## Stated task
Retype each record below word for word. Leave the pictures out.

## Raw records
== == ==
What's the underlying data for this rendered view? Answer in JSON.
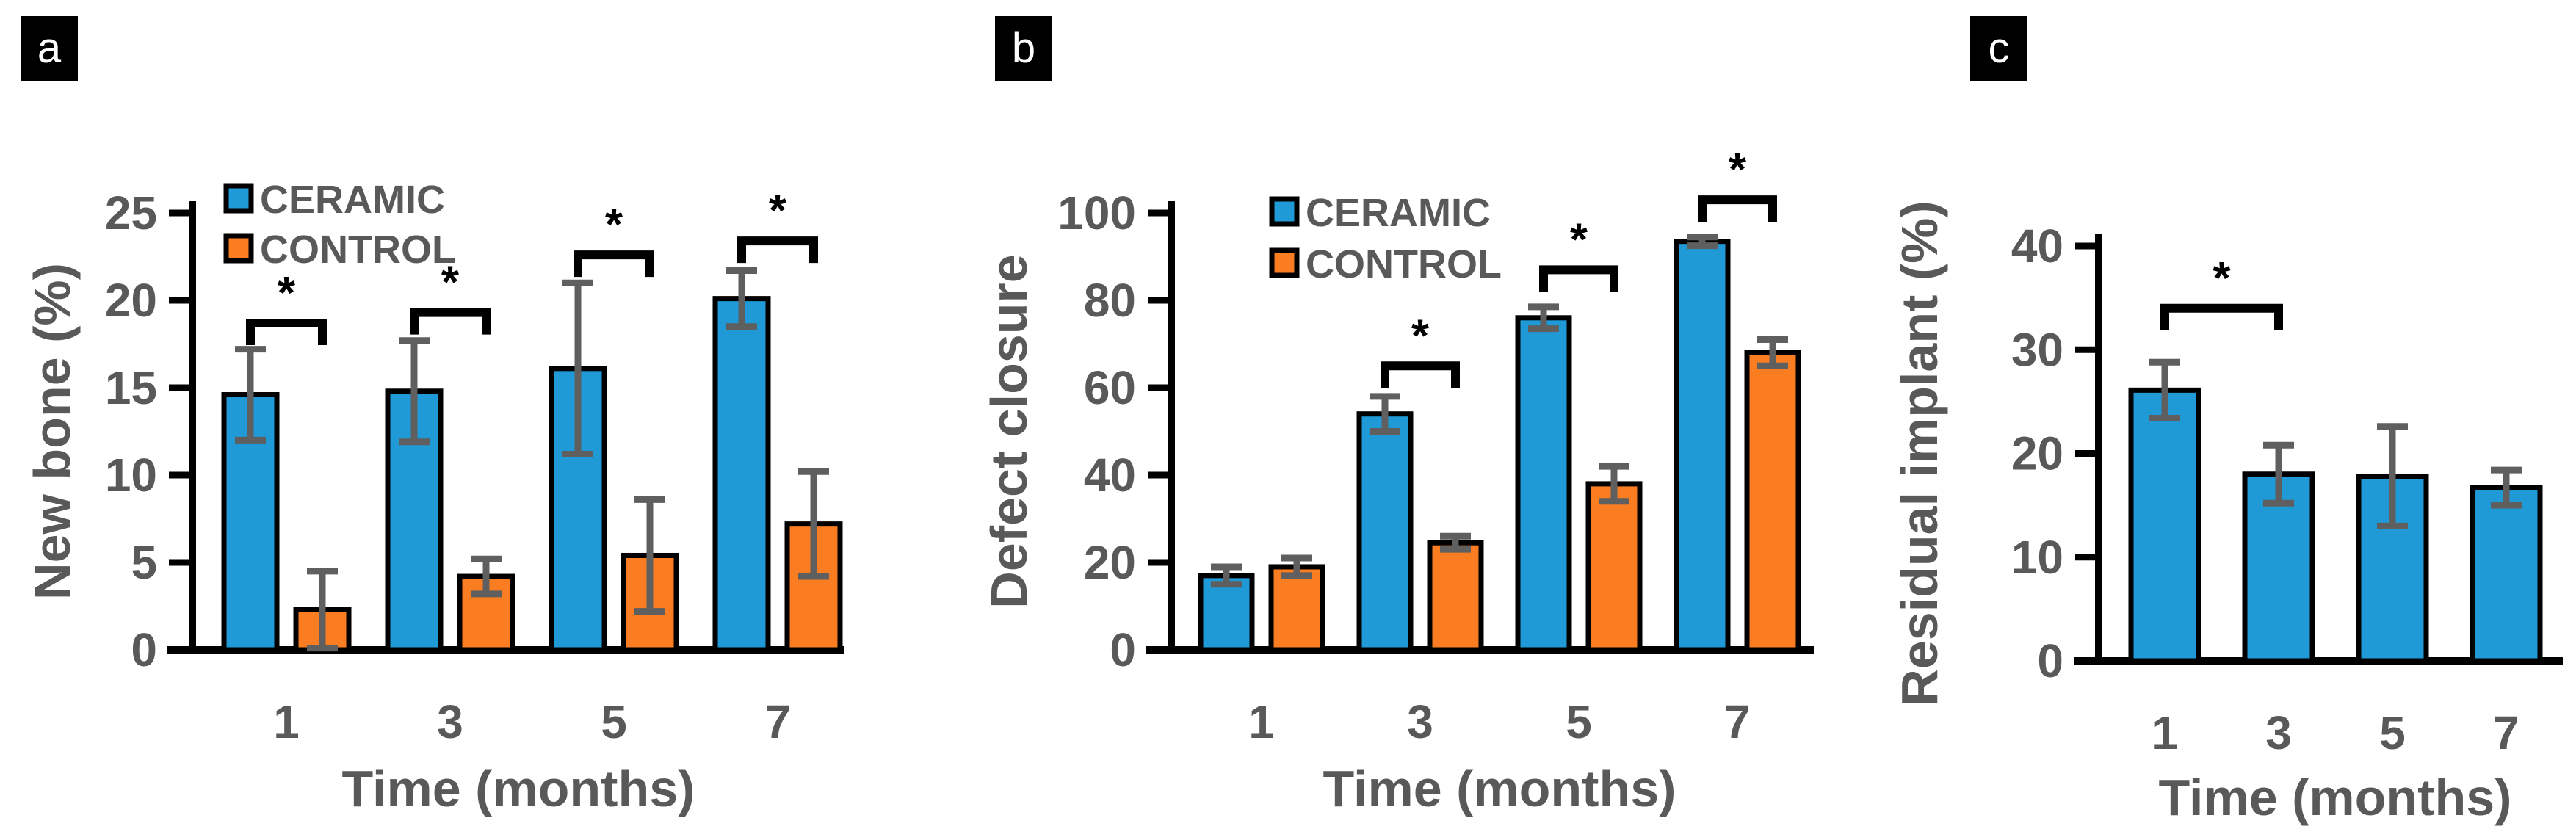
{
  "figure": {
    "background": "#ffffff",
    "colors": {
      "ceramic": "#1F9AD7",
      "control": "#FA7D21",
      "axis": "#000000",
      "tick_text": "#595959",
      "error_bar": "#5F5F5F",
      "bracket": "#000000",
      "panel_label_bg": "#000000",
      "panel_label_fg": "#ffffff"
    }
  },
  "chart_data": [
    {
      "panel": "a",
      "type": "bar",
      "title": "",
      "xlabel": "Time (months)",
      "ylabel": "New bone (%)",
      "categories": [
        "1",
        "3",
        "5",
        "7"
      ],
      "ylim": [
        0,
        25
      ],
      "yticks": [
        0,
        5,
        10,
        15,
        20,
        25
      ],
      "grid": false,
      "legend": [
        "CERAMIC",
        "CONTROL"
      ],
      "legend_position": "top-left-inside",
      "series": [
        {
          "name": "CERAMIC",
          "values": [
            14.6,
            14.8,
            16.1,
            20.1
          ],
          "error": [
            2.6,
            2.9,
            4.9,
            1.6
          ]
        },
        {
          "name": "CONTROL",
          "values": [
            2.3,
            4.2,
            5.4,
            7.2
          ],
          "error": [
            2.2,
            1.0,
            3.2,
            3.0
          ]
        }
      ],
      "significance": [
        {
          "group": 0,
          "label": "*",
          "y": 18.7
        },
        {
          "group": 1,
          "label": "*",
          "y": 19.3
        },
        {
          "group": 2,
          "label": "*",
          "y": 22.6
        },
        {
          "group": 3,
          "label": "*",
          "y": 23.4
        }
      ]
    },
    {
      "panel": "b",
      "type": "bar",
      "title": "",
      "xlabel": "Time (months)",
      "ylabel": "Defect closure",
      "categories": [
        "1",
        "3",
        "5",
        "7"
      ],
      "ylim": [
        0,
        100
      ],
      "yticks": [
        0,
        20,
        40,
        60,
        80,
        100
      ],
      "grid": false,
      "legend": [
        "CERAMIC",
        "CONTROL"
      ],
      "legend_position": "top-left-inside",
      "series": [
        {
          "name": "CERAMIC",
          "values": [
            17,
            54,
            76,
            93.5
          ],
          "error": [
            2,
            4,
            2.5,
            1
          ]
        },
        {
          "name": "CONTROL",
          "values": [
            19,
            24.5,
            38,
            68
          ],
          "error": [
            2,
            1.5,
            4,
            3
          ]
        }
      ],
      "significance": [
        {
          "group": 1,
          "label": "*",
          "y": 65
        },
        {
          "group": 2,
          "label": "*",
          "y": 87
        },
        {
          "group": 3,
          "label": "*",
          "y": 103
        }
      ]
    },
    {
      "panel": "c",
      "type": "bar",
      "title": "",
      "xlabel": "Time (months)",
      "ylabel": "Residual implant (%)",
      "categories": [
        "1",
        "3",
        "5",
        "7"
      ],
      "ylim": [
        0,
        40
      ],
      "yticks": [
        0,
        10,
        20,
        30,
        40
      ],
      "grid": false,
      "legend": [],
      "legend_position": "none",
      "series": [
        {
          "name": "CERAMIC",
          "values": [
            26.1,
            18.0,
            17.8,
            16.7
          ],
          "error": [
            2.7,
            2.8,
            4.8,
            1.7
          ]
        }
      ],
      "significance": [
        {
          "groups": [
            0,
            1
          ],
          "label": "*",
          "y": 34
        }
      ]
    }
  ]
}
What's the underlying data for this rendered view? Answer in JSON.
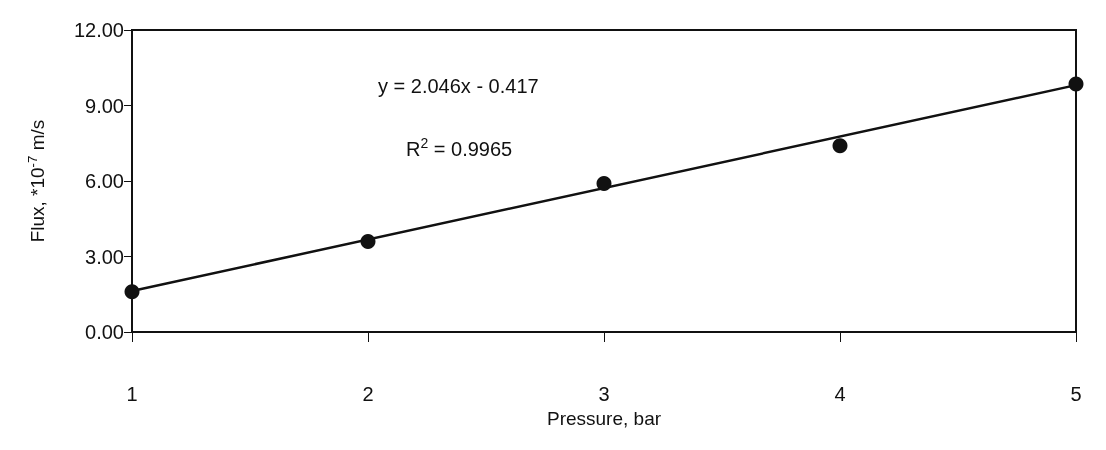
{
  "chart_data": {
    "type": "scatter",
    "xlabel": "Pressure, bar",
    "ylabel": "Flux, *10$^{-7}$ m/s",
    "x": [
      1,
      2,
      3,
      4,
      5
    ],
    "series": [
      {
        "color": "#111111",
        "values": [
          1.6,
          3.6,
          5.9,
          7.4,
          9.85
        ]
      },
      {
        "type": "line",
        "color": "#111111",
        "x": [
          1,
          5
        ],
        "values": [
          1.63,
          9.81
        ],
        "marker": "none",
        "line_style": "solid"
      }
    ],
    "annotations": [
      "y = 2.046x - 0.417",
      "R$^{2}$ = 0.9965"
    ],
    "xlim": [
      1,
      5
    ],
    "xticks": [
      1,
      2,
      3,
      4,
      5
    ],
    "ylim": [
      0,
      12
    ],
    "yticks": [
      {
        "value": 0,
        "label": "0.00"
      },
      {
        "value": 3,
        "label": "3.00"
      },
      {
        "value": 6,
        "label": "6.00"
      },
      {
        "value": 9,
        "label": "9.00"
      },
      {
        "value": 12,
        "label": "12.00"
      }
    ],
    "marker": "circle",
    "grid": false
  }
}
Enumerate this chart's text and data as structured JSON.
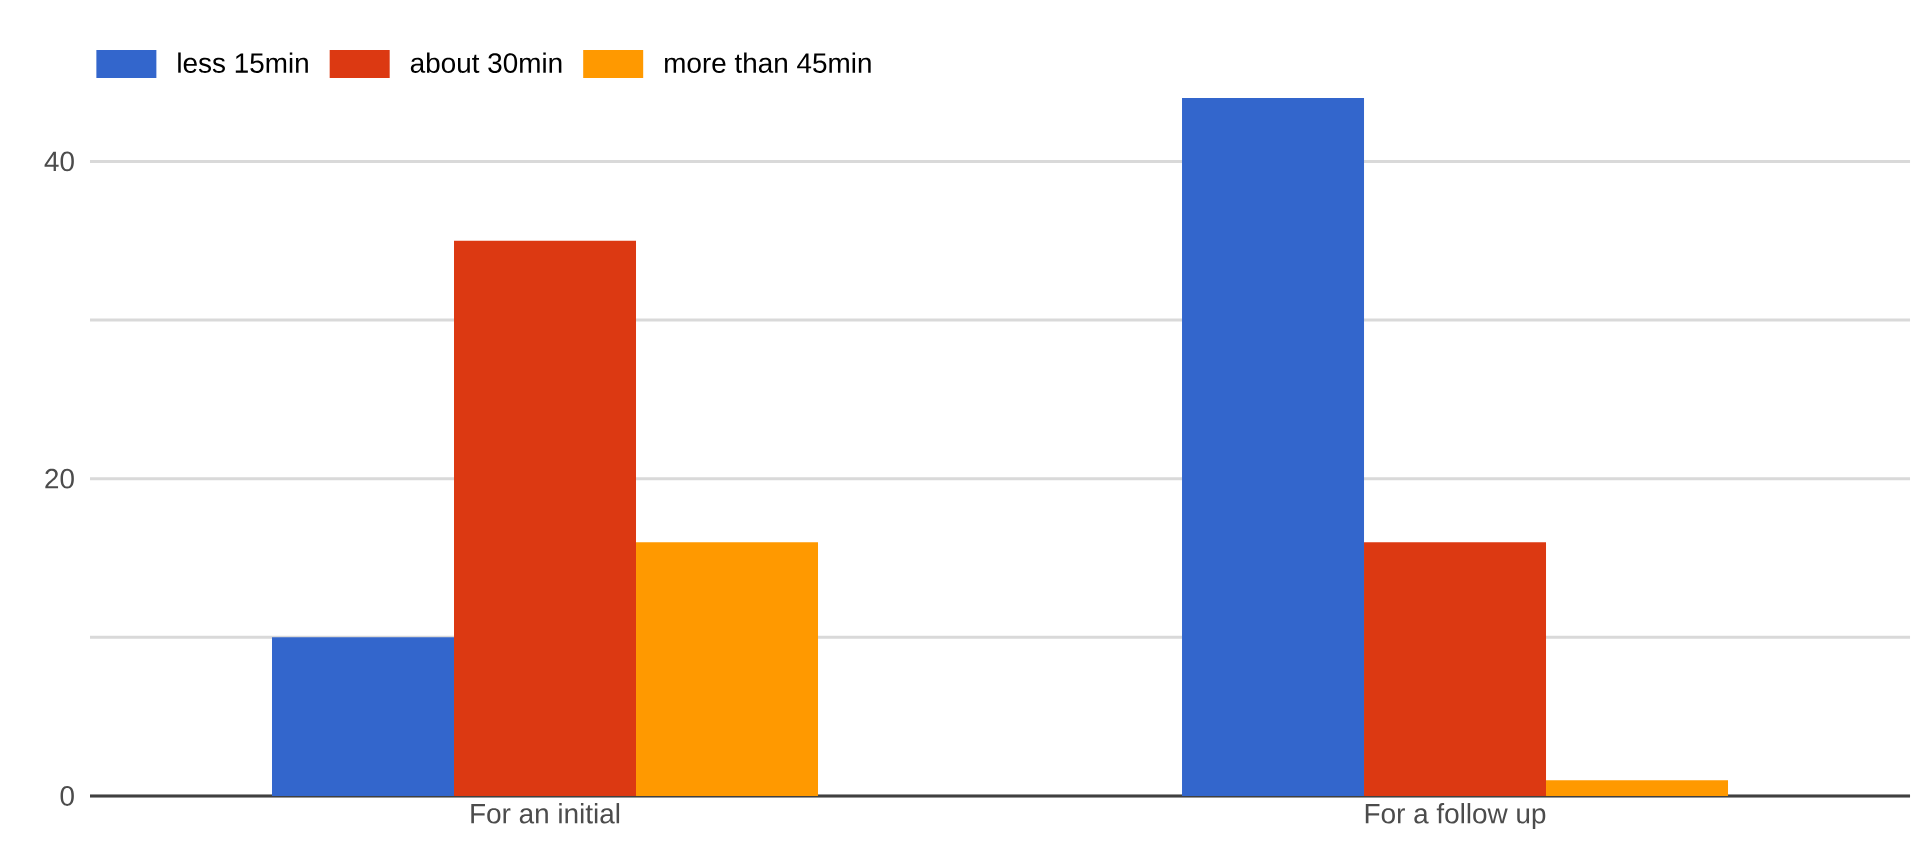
== == ==
## Output
What's the underlying data for this rendered view? Answer in JSON.
{
  "figure": {
    "background": "#ffffff",
    "colors": {
      "ceramic": "#1F9AD7",
      "control": "#FA7D21",
      "axis": "#000000",
      "tick_text": "#595959",
      "error_bar": "#5F5F5F",
      "bracket": "#000000",
      "panel_label_bg": "#000000",
      "panel_label_fg": "#ffffff"
    }
  },
  "chart_data": [
    {
      "panel": "a",
      "type": "bar",
      "title": "",
      "xlabel": "Time (months)",
      "ylabel": "New bone (%)",
      "categories": [
        "1",
        "3",
        "5",
        "7"
      ],
      "ylim": [
        0,
        25
      ],
      "yticks": [
        0,
        5,
        10,
        15,
        20,
        25
      ],
      "grid": false,
      "legend": [
        "CERAMIC",
        "CONTROL"
      ],
      "legend_position": "top-left-inside",
      "series": [
        {
          "name": "CERAMIC",
          "values": [
            14.6,
            14.8,
            16.1,
            20.1
          ],
          "error": [
            2.6,
            2.9,
            4.9,
            1.6
          ]
        },
        {
          "name": "CONTROL",
          "values": [
            2.3,
            4.2,
            5.4,
            7.2
          ],
          "error": [
            2.2,
            1.0,
            3.2,
            3.0
          ]
        }
      ],
      "significance": [
        {
          "group": 0,
          "label": "*",
          "y": 18.7
        },
        {
          "group": 1,
          "label": "*",
          "y": 19.3
        },
        {
          "group": 2,
          "label": "*",
          "y": 22.6
        },
        {
          "group": 3,
          "label": "*",
          "y": 23.4
        }
      ]
    },
    {
      "panel": "b",
      "type": "bar",
      "title": "",
      "xlabel": "Time (months)",
      "ylabel": "Defect closure",
      "categories": [
        "1",
        "3",
        "5",
        "7"
      ],
      "ylim": [
        0,
        100
      ],
      "yticks": [
        0,
        20,
        40,
        60,
        80,
        100
      ],
      "grid": false,
      "legend": [
        "CERAMIC",
        "CONTROL"
      ],
      "legend_position": "top-left-inside",
      "series": [
        {
          "name": "CERAMIC",
          "values": [
            17,
            54,
            76,
            93.5
          ],
          "error": [
            2,
            4,
            2.5,
            1
          ]
        },
        {
          "name": "CONTROL",
          "values": [
            19,
            24.5,
            38,
            68
          ],
          "error": [
            2,
            1.5,
            4,
            3
          ]
        }
      ],
      "significance": [
        {
          "group": 1,
          "label": "*",
          "y": 65
        },
        {
          "group": 2,
          "label": "*",
          "y": 87
        },
        {
          "group": 3,
          "label": "*",
          "y": 103
        }
      ]
    },
    {
      "panel": "c",
      "type": "bar",
      "title": "",
      "xlabel": "Time (months)",
      "ylabel": "Residual implant (%)",
      "categories": [
        "1",
        "3",
        "5",
        "7"
      ],
      "ylim": [
        0,
        40
      ],
      "yticks": [
        0,
        10,
        20,
        30,
        40
      ],
      "grid": false,
      "legend": [],
      "legend_position": "none",
      "series": [
        {
          "name": "CERAMIC",
          "values": [
            26.1,
            18.0,
            17.8,
            16.7
          ],
          "error": [
            2.7,
            2.8,
            4.8,
            1.7
          ]
        }
      ],
      "significance": [
        {
          "groups": [
            0,
            1
          ],
          "label": "*",
          "y": 34
        }
      ]
    }
  ]
}
What's the underlying data for this rendered view? Answer in JSON.
{
  "chart_data": {
    "type": "scatter",
    "xlabel": "Pressure, bar",
    "ylabel": "Flux, *10$^{-7}$ m/s",
    "x": [
      1,
      2,
      3,
      4,
      5
    ],
    "series": [
      {
        "color": "#111111",
        "values": [
          1.6,
          3.6,
          5.9,
          7.4,
          9.85
        ]
      },
      {
        "type": "line",
        "color": "#111111",
        "x": [
          1,
          5
        ],
        "values": [
          1.63,
          9.81
        ],
        "marker": "none",
        "line_style": "solid"
      }
    ],
    "annotations": [
      "y = 2.046x - 0.417",
      "R$^{2}$ = 0.9965"
    ],
    "xlim": [
      1,
      5
    ],
    "xticks": [
      1,
      2,
      3,
      4,
      5
    ],
    "ylim": [
      0,
      12
    ],
    "yticks": [
      {
        "value": 0,
        "label": "0.00"
      },
      {
        "value": 3,
        "label": "3.00"
      },
      {
        "value": 6,
        "label": "6.00"
      },
      {
        "value": 9,
        "label": "9.00"
      },
      {
        "value": 12,
        "label": "12.00"
      }
    ],
    "marker": "circle",
    "grid": false
  }
}
Enumerate this chart's text and data as structured JSON.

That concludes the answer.